• [PROMPT] Write out the records that appear below, verbatim and complete, but without pictures.

__________________________________________________

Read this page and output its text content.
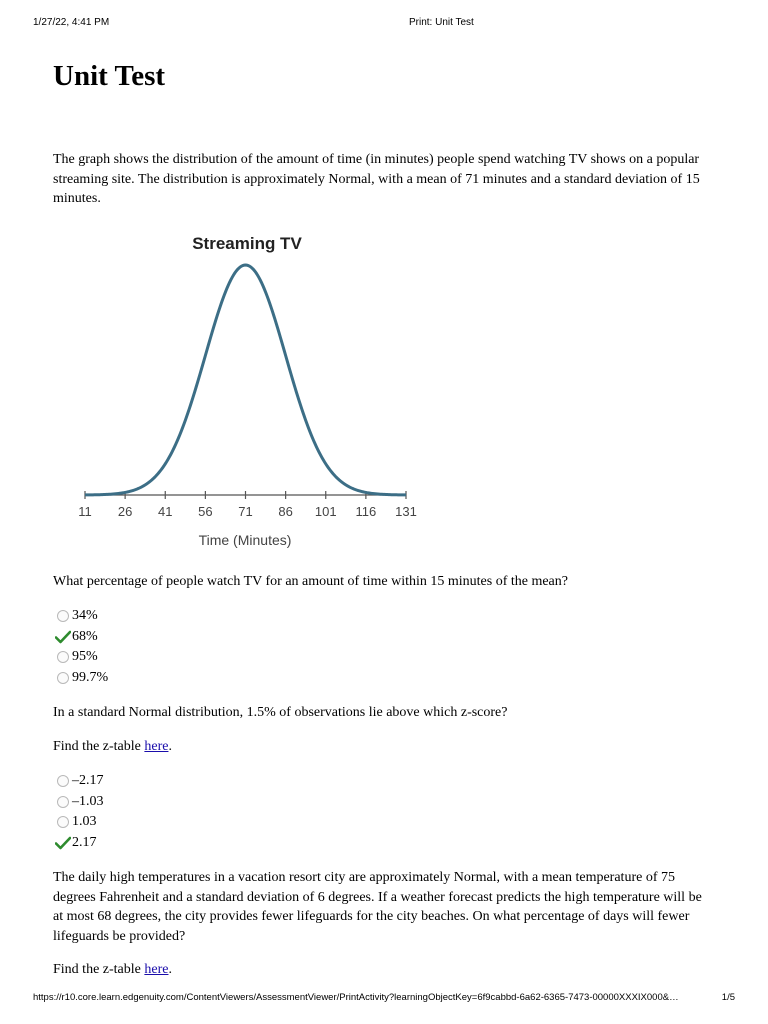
1/27/22, 4:41 PM	Print: Unit Test
Unit Test

The graph shows the distribution of the amount of time (in minutes) people spend watching TV shows on a popular streaming site. The distribution is approximately Normal, with a mean of 71 minutes and a standard deviation of 15 minutes.

Streaming TV
11 26 41 56 71 86 101 116 131
Time (Minutes)

What percentage of people watch TV for an amount of time within 15 minutes of the mean?

34%
68%
95%
99.7%

In a standard Normal distribution, 1.5% of observations lie above which z-score?

Find the z-table here.

–2.17
–1.03
1.03
2.17

The daily high temperatures in a vacation resort city are approximately Normal, with a mean temperature of 75 degrees Fahrenheit and a standard deviation of 6 degrees. If a weather forecast predicts the high temperature will be at most 68 degrees, the city provides fewer lifeguards for the city beaches. On what percentage of days will fewer lifeguards be provided?

Find the z-table here.

https://r10.core.learn.edgenuity.com/ContentViewers/AssessmentViewer/PrintActivity?learningObjectKey=6f9cabbd-6a62-6365-7473-00000XXXIX000&…	1/5
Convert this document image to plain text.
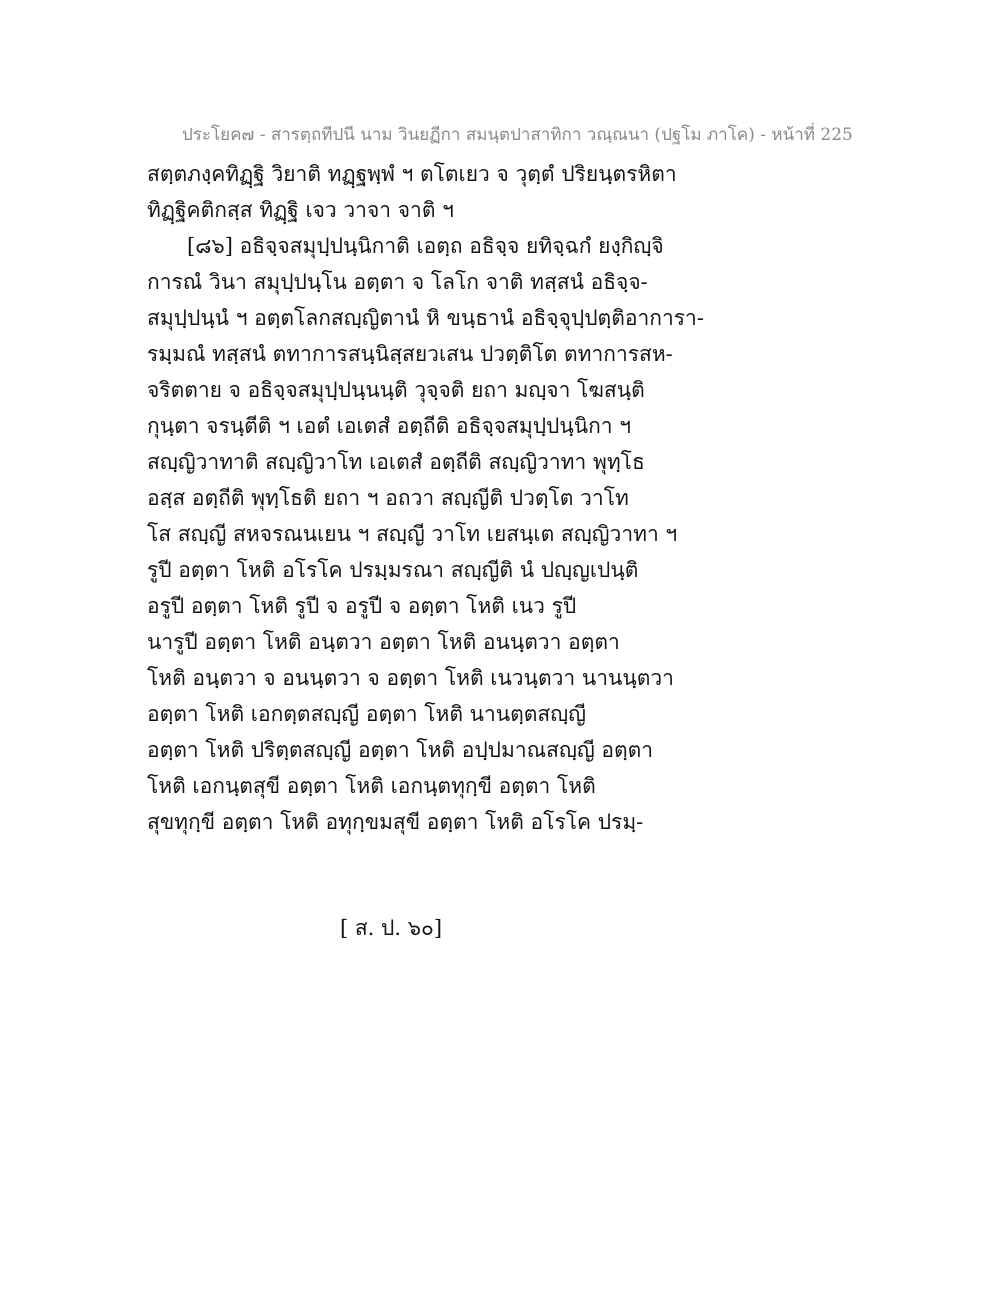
ประโยค๗ - สารตฺถทีปนี นาม วินยฏีกา สมนฺตปาสาทิกา วณฺณนา (ปฐโม ภาโค) - หน้าที่ 225
สตฺตภงฺคทิฏฺฐิ วิยาติ ทฏฺฐพฺพํ ฯ ตโตเยว จ วุตฺตํ ปริยนฺตรหิตา
ทิฏฺฐิคติกสฺส ทิฏฺฐิ เจว วาจา จาติ ฯ
[๘๖] อธิจฺจสมุปฺปนฺนิกาติ เอตฺถ อธิจฺจ ยทิจฺฉกํ ยงฺกิญฺจิ
การณํ วินา สมุปฺปนฺโน อตฺตา จ โลโก จาติ ทสฺสนํ อธิจฺจ-
สมุปฺปนฺนํ ฯ อตฺตโลกสญฺญิตานํ หิ ขนฺธานํ อธิจฺจุปฺปตฺติอาการา-
รมฺมณํ ทสฺสนํ ตทาการสนฺนิสฺสยวเสน ปวตฺติโต ตทาการสห-
จริตตาย จ อธิจฺจสมุปฺปนฺนนฺติ วุจฺจติ ยถา มญฺจา โฆสนฺติ
กุนฺตา จรนฺตีติ ฯ เอตํ เอเตสํ อตฺถีติ อธิจฺจสมุปฺปนฺนิกา ฯ
สญฺญิวาทาติ สญฺญิวาโท เอเตสํ อตฺถีติ สญฺญิวาทา พุทฺโธ
อสฺส อตฺถีติ พุทฺโธติ ยถา ฯ อถวา สญฺญีติ ปวตฺโต วาโท
โส สญฺญี สหจรณนเยน ฯ สญฺญี วาโท เยสนฺเต สญฺญิวาทา ฯ
รูปี อตฺตา โหติ อโรโค ปรมฺมรณา สญฺญีติ นํ ปญฺญเปนฺติ
อรูปี อตฺตา โหติ รูปี จ อรูปี จ อตฺตา โหติ เนว รูปี
นารูปี อตฺตา โหติ อนฺตวา อตฺตา โหติ อนนฺตวา อตฺตา
โหติ อนฺตวา จ อนนฺตวา จ อตฺตา โหติ เนวนฺตวา นานนฺตวา
อตฺตา โหติ เอกตฺตสญฺญี อตฺตา โหติ นานตฺตสญฺญี
อตฺตา โหติ ปริตฺตสญฺญี อตฺตา โหติ อปฺปมาณสญฺญี อตฺตา
โหติ เอกนฺตสุขี อตฺตา โหติ เอกนฺตทุกฺขี อตฺตา โหติ
สุขทุกฺขี อตฺตา โหติ อทุกฺขมสุขี อตฺตา โหติ อโรโค ปรมฺ-
[ ส. ป. ๖๐]
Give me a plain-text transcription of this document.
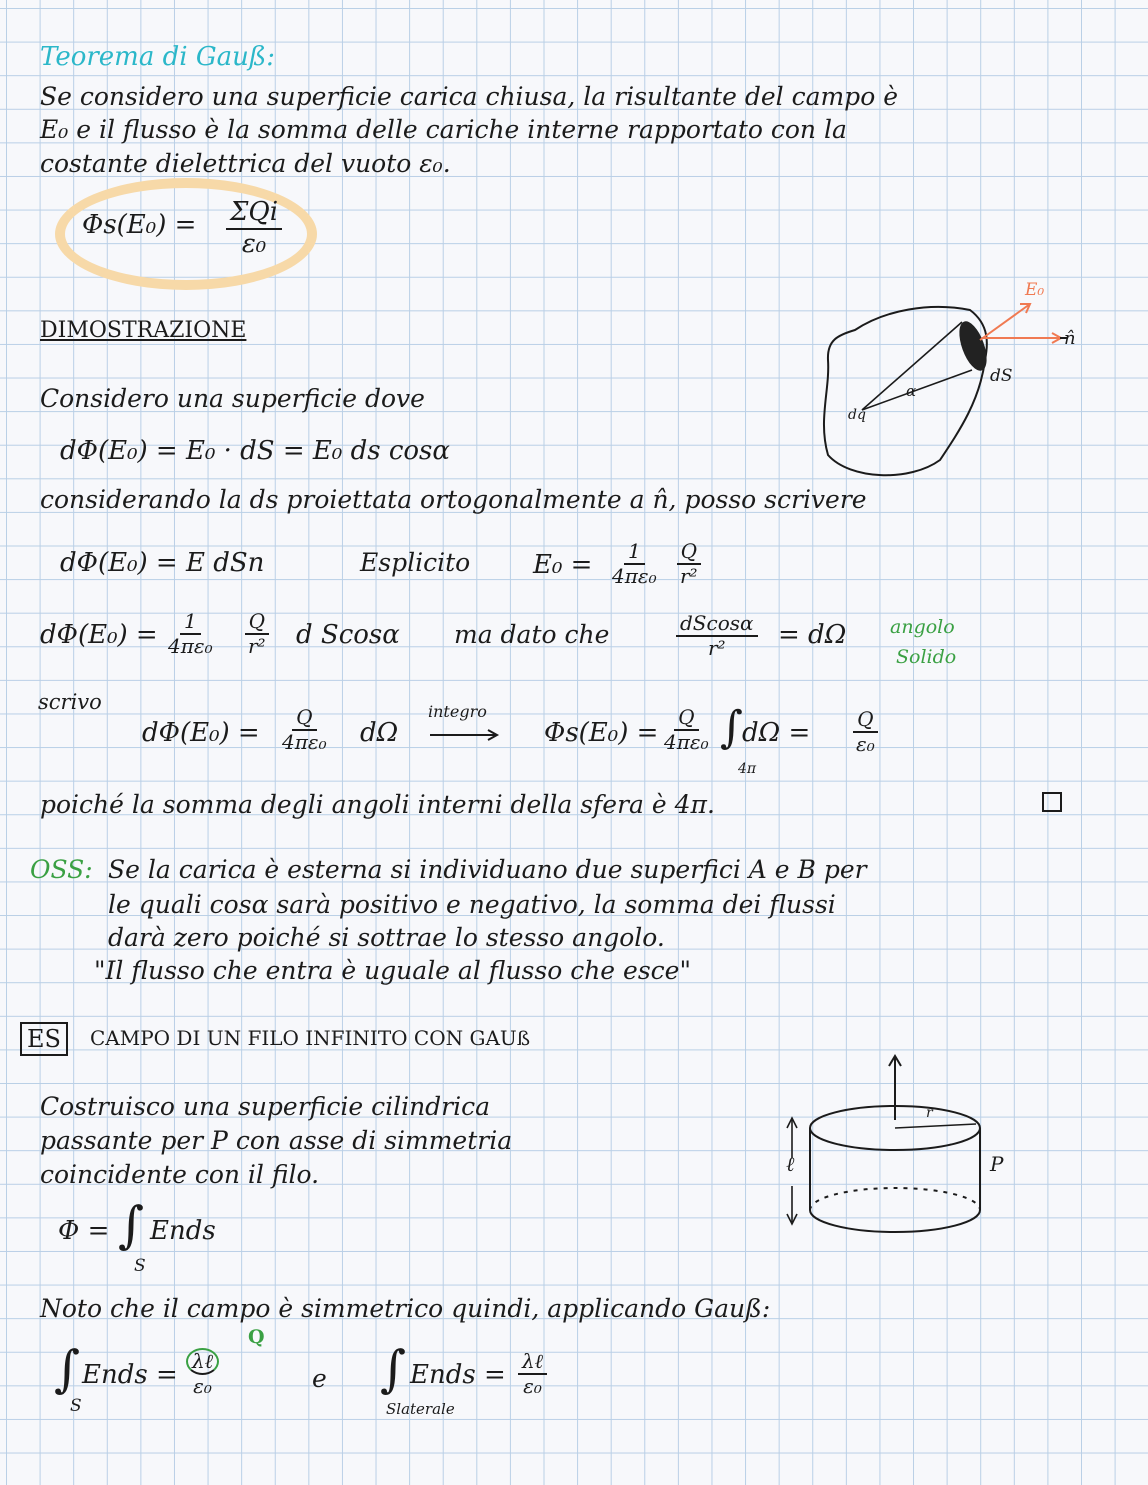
Teorema di Gauß:
Se considero una superficie carica chiusa, la risultante del campo è
E₀ e il flusso è la somma delle cariche interne rapportato con la
costante dielettrica del vuoto ε₀.
Φs(E₀) = ΣQi
ε₀
DIMOSTRAZIONE
Considero una superficie dove
dΦ(E₀) = E₀ · dS = E₀ ds cosα
considerando la ds proiettata ortogonalmente a n̂, posso scrivere
dΦ(E₀) = E dSn	Esplicito $E_0 = \frac{1}{\text{4πε₀}} \frac{Q}{\text{r²}}$
$d\Phi(E_0) = \frac{1}{\text{4πε₀}} \frac{Q}{\text{r²}}$ d Scosα ma dato che	$\frac{dScos\alpha}{\text{r²}} = d\Omega$ angolo
Solido
scrivo
$d\Phi(E_0) = \frac{Q}{\text{4πε₀}}$ dΩ
integro
$\Phi s(E_0) = \frac{Q}{\text{4πε₀}}$ ∫ dΩ =
4π
$\frac{Q}{\text{ε₀}}$
poiché la somma degli angoli interni della sfera è 4π.
E₀
n̂
dS
α
dq
OSS: Se la carica è esterna si individuano due superfici A e B per
le quali cosα sarà positivo e negativo, la somma dei flussi
darà zero poiché si sottrae lo stesso angolo.
"Il flusso che entra è uguale al flusso che esce"
ES	CAMPO DI UN FILO INFINITO CON GAUß
Costruisco una superficie cilindrica
passante per P con asse di simmetria
coincidente con il filo.
Φ = ∫ Ends
S
Noto che il campo è simmetrico quindi, applicando Gauß:
Q
∫ Ends =
S
λℓ
ε₀	e ∫ Ends =
Slaterale
λℓ
ε₀
r
ℓ	P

__________________________________________________

• [ANSWER TO THIS TASK]
Read this page and output its text content.
1/27/22, 4:41 PM	Print: Unit Test
Unit Test

The graph shows the distribution of the amount of time (in minutes) people spend watching TV shows on a popular streaming site. The distribution is approximately Normal, with a mean of 71 minutes and a standard deviation of 15 minutes.

Streaming TV
11 26 41 56 71 86 101 116 131
Time (Minutes)

What percentage of people watch TV for an amount of time within 15 minutes of the mean?

34%
68%
95%
99.7%

In a standard Normal distribution, 1.5% of observations lie above which z-score?

Find the z-table here.

–2.17
–1.03
1.03
2.17

The daily high temperatures in a vacation resort city are approximately Normal, with a mean temperature of 75 degrees Fahrenheit and a standard deviation of 6 degrees. If a weather forecast predicts the high temperature will be at most 68 degrees, the city provides fewer lifeguards for the city beaches. On what percentage of days will fewer lifeguards be provided?

Find the z-table here.

https://r10.core.learn.edgenuity.com/ContentViewers/AssessmentViewer/PrintActivity?learningObjectKey=6f9cabbd-6a62-6365-7473-00000XXXIX000&…	1/5
Convert this document image to plain text.
ประโยค๗ - สารตฺถทีปนี นาม วินยฏีกา สมนฺตปาสาทิกา วณฺณนา (ปฐโม ภาโค) - หน้าที่ 225
สตฺตภงฺคทิฏฺฐิ วิยาติ ทฏฺฐพฺพํ ฯ ตโตเยว จ วุตฺตํ ปริยนฺตรหิตา
ทิฏฺฐิคติกสฺส ทิฏฺฐิ เจว วาจา จาติ ฯ
[๘๖] อธิจฺจสมุปฺปนฺนิกาติ เอตฺถ อธิจฺจ ยทิจฺฉกํ ยงฺกิญฺจิ
การณํ วินา สมุปฺปนฺโน อตฺตา จ โลโก จาติ ทสฺสนํ อธิจฺจ-
สมุปฺปนฺนํ ฯ อตฺตโลกสญฺญิตานํ หิ ขนฺธานํ อธิจฺจุปฺปตฺติอาการา-
รมฺมณํ ทสฺสนํ ตทาการสนฺนิสฺสยวเสน ปวตฺติโต ตทาการสห-
จริตตาย จ อธิจฺจสมุปฺปนฺนนฺติ วุจฺจติ ยถา มญฺจา โฆสนฺติ
กุนฺตา จรนฺตีติ ฯ เอตํ เอเตสํ อตฺถีติ อธิจฺจสมุปฺปนฺนิกา ฯ
สญฺญิวาทาติ สญฺญิวาโท เอเตสํ อตฺถีติ สญฺญิวาทา พุทฺโธ
อสฺส อตฺถีติ พุทฺโธติ ยถา ฯ อถวา สญฺญีติ ปวตฺโต วาโท
โส สญฺญี สหจรณนเยน ฯ สญฺญี วาโท เยสนฺเต สญฺญิวาทา ฯ
รูปี อตฺตา โหติ อโรโค ปรมฺมรณา สญฺญีติ นํ ปญฺญเปนฺติ
อรูปี อตฺตา โหติ รูปี จ อรูปี จ อตฺตา โหติ เนว รูปี
นารูปี อตฺตา โหติ อนฺตวา อตฺตา โหติ อนนฺตวา อตฺตา
โหติ อนฺตวา จ อนนฺตวา จ อตฺตา โหติ เนวนฺตวา นานนฺตวา
อตฺตา โหติ เอกตฺตสญฺญี อตฺตา โหติ นานตฺตสญฺญี
อตฺตา โหติ ปริตฺตสญฺญี อตฺตา โหติ อปฺปมาณสญฺญี อตฺตา
โหติ เอกนฺตสุขี อตฺตา โหติ เอกนฺตทุกฺขี อตฺตา โหติ
สุขทุกฺขี อตฺตา โหติ อทุกฺขมสุขี อตฺตา โหติ อโรโค ปรมฺ-
[ ส. ป. ๖๐]
Give me a plain-text transcription of this document.
Teorema di Gauß:
Se considero una superficie carica chiusa, la risultante del campo è
E₀ e il flusso è la somma delle cariche interne rapportato con la
costante dielettrica del vuoto ε₀.
Φs(E₀) = ΣQi
ε₀
DIMOSTRAZIONE
Considero una superficie dove
dΦ(E₀) = E₀ · dS = E₀ ds cosα
considerando la ds proiettata ortogonalmente a n̂, posso scrivere
dΦ(E₀) = E dSn	Esplicito $E_0 = \frac{1}{\text{4πε₀}} \frac{Q}{\text{r²}}$
$d\Phi(E_0) = \frac{1}{\text{4πε₀}} \frac{Q}{\text{r²}}$ d Scosα ma dato che	$\frac{dScos\alpha}{\text{r²}} = d\Omega$ angolo
Solido
scrivo
$d\Phi(E_0) = \frac{Q}{\text{4πε₀}}$ dΩ
integro
$\Phi s(E_0) = \frac{Q}{\text{4πε₀}}$ ∫ dΩ =
4π
$\frac{Q}{\text{ε₀}}$
poiché la somma degli angoli interni della sfera è 4π.
E₀
n̂
dS
α
dq
OSS: Se la carica è esterna si individuano due superfici A e B per
le quali cosα sarà positivo e negativo, la somma dei flussi
darà zero poiché si sottrae lo stesso angolo.
"Il flusso che entra è uguale al flusso che esce"
ES	CAMPO DI UN FILO INFINITO CON GAUß
Costruisco una superficie cilindrica
passante per P con asse di simmetria
coincidente con il filo.
Φ = ∫ Ends
S
Noto che il campo è simmetrico quindi, applicando Gauß:
Q
∫ Ends =
S
λℓ
ε₀	e ∫ Ends =
Slaterale
λℓ
ε₀
r
ℓ	P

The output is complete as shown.